(Data entries)
[BEGIN]

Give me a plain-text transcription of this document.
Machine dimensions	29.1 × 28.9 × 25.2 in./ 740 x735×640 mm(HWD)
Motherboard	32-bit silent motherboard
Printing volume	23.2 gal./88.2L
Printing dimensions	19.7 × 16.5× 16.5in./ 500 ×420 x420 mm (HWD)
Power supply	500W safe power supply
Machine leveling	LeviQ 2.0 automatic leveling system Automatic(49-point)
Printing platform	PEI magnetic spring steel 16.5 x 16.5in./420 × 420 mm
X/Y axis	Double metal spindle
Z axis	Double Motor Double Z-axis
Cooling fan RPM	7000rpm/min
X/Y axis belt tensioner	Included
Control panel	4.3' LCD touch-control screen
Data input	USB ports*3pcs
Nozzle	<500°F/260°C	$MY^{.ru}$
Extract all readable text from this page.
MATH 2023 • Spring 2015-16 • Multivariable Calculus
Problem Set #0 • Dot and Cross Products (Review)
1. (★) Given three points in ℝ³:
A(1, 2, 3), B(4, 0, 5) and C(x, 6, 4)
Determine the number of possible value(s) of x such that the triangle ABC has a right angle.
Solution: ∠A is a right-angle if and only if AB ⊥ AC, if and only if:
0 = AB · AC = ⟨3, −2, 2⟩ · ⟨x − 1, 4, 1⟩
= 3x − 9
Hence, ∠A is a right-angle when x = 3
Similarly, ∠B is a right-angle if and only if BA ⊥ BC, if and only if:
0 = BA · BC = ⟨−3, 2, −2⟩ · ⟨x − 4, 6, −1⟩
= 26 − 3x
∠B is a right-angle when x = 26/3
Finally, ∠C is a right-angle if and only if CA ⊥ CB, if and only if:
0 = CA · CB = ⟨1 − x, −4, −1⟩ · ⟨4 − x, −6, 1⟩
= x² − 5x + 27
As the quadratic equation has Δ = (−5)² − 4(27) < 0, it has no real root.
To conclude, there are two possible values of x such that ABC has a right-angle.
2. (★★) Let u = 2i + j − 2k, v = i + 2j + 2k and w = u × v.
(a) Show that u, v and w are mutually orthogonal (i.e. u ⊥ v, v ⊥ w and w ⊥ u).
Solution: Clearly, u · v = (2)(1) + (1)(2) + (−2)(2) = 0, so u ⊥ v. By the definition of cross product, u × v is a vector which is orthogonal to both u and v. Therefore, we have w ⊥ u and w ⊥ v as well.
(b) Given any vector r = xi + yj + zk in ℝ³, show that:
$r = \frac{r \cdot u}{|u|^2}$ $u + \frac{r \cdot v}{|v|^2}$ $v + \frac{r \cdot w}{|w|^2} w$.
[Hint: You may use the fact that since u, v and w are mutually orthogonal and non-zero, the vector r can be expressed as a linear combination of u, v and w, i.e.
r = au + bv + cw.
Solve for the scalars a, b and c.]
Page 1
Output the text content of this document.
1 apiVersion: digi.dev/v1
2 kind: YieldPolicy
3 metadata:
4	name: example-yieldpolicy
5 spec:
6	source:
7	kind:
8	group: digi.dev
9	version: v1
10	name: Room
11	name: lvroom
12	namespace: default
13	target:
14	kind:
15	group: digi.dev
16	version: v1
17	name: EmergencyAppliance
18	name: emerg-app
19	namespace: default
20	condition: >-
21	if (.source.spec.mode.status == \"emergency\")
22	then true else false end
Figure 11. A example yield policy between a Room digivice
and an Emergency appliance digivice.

[END]
[BEGIN]

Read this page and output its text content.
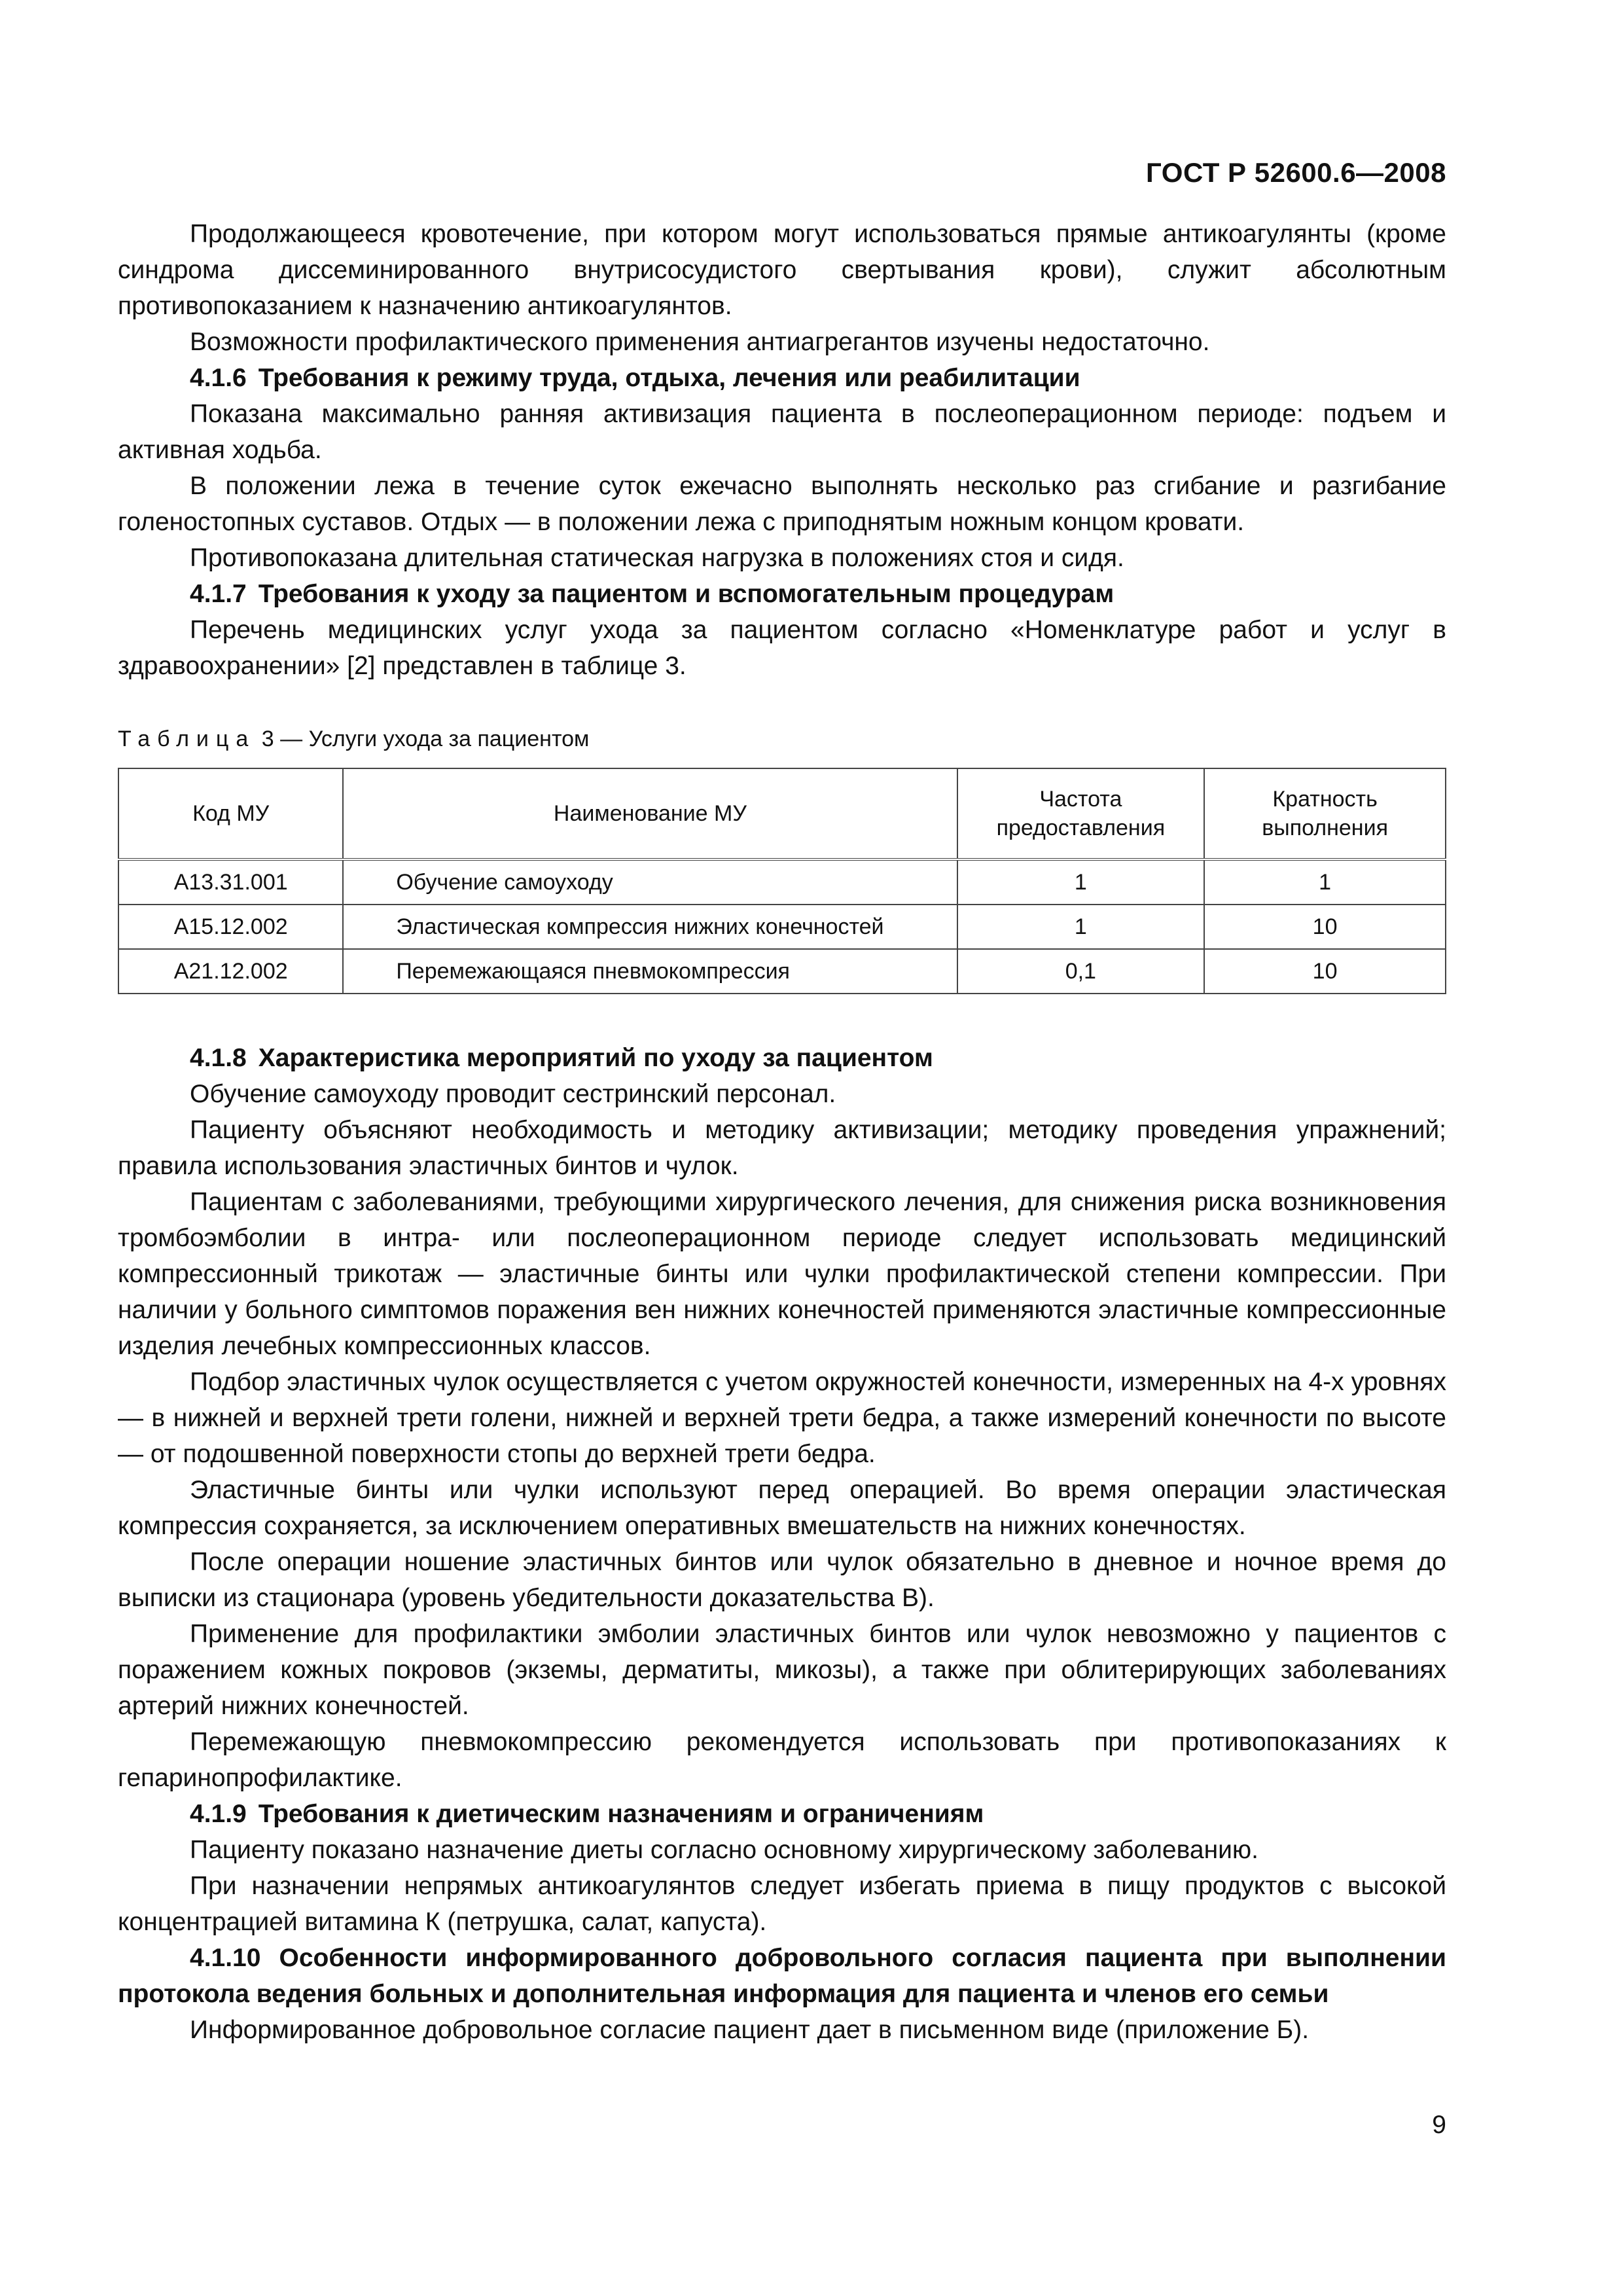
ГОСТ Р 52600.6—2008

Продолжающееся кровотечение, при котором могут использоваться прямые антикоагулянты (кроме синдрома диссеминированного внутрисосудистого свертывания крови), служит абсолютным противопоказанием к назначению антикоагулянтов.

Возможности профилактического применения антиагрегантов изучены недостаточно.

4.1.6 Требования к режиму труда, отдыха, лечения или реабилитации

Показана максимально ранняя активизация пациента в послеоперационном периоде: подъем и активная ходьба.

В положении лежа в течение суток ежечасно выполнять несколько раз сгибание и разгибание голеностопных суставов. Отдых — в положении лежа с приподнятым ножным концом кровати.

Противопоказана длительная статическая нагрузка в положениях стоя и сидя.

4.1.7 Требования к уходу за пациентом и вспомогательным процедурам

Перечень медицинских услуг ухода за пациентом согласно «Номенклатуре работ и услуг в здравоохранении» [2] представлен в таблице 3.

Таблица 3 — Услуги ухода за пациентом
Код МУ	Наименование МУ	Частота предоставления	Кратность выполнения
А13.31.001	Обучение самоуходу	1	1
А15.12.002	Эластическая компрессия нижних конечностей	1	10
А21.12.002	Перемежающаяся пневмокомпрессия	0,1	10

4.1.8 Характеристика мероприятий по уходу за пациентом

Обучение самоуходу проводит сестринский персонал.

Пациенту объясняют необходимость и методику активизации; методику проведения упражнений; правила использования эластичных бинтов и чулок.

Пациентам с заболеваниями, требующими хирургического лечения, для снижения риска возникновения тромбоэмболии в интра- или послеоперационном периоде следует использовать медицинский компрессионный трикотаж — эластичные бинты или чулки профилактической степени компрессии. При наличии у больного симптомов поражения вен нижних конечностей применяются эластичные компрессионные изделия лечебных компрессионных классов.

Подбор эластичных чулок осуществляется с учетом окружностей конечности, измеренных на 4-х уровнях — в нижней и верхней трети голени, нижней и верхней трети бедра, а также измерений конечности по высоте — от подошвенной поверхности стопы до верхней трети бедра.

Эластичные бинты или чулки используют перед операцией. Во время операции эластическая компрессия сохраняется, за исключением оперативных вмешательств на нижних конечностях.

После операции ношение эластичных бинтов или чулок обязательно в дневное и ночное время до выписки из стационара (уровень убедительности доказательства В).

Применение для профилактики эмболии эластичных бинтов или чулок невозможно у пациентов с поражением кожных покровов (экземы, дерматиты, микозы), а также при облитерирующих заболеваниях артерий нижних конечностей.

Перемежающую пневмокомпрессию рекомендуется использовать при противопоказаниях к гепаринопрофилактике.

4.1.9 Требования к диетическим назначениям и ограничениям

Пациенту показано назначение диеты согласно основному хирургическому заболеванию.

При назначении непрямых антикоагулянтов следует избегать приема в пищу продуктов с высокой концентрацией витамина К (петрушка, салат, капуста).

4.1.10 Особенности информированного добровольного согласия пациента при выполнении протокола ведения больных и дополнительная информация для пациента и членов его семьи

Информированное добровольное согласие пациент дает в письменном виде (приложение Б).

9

[END]

Your task =
Read through the entries and copy every line that includes "vector".

Answer below =
Solution: Clearly, u · v = (2)(1) + (1)(2) + (−2)(2) = 0, so u ⊥ v. By the definition of cross product, u × v is a vector which is orthogonal to both u and v. Therefore, we have w ⊥ u and w ⊥ v as well.
(b) Given any vector r = xi + yj + zk in ℝ³, show that:
[Hint: You may use the fact that since u, v and w are mutually orthogonal and non-zero, the vector r can be expressed as a linear combination of u, v and w, i.e.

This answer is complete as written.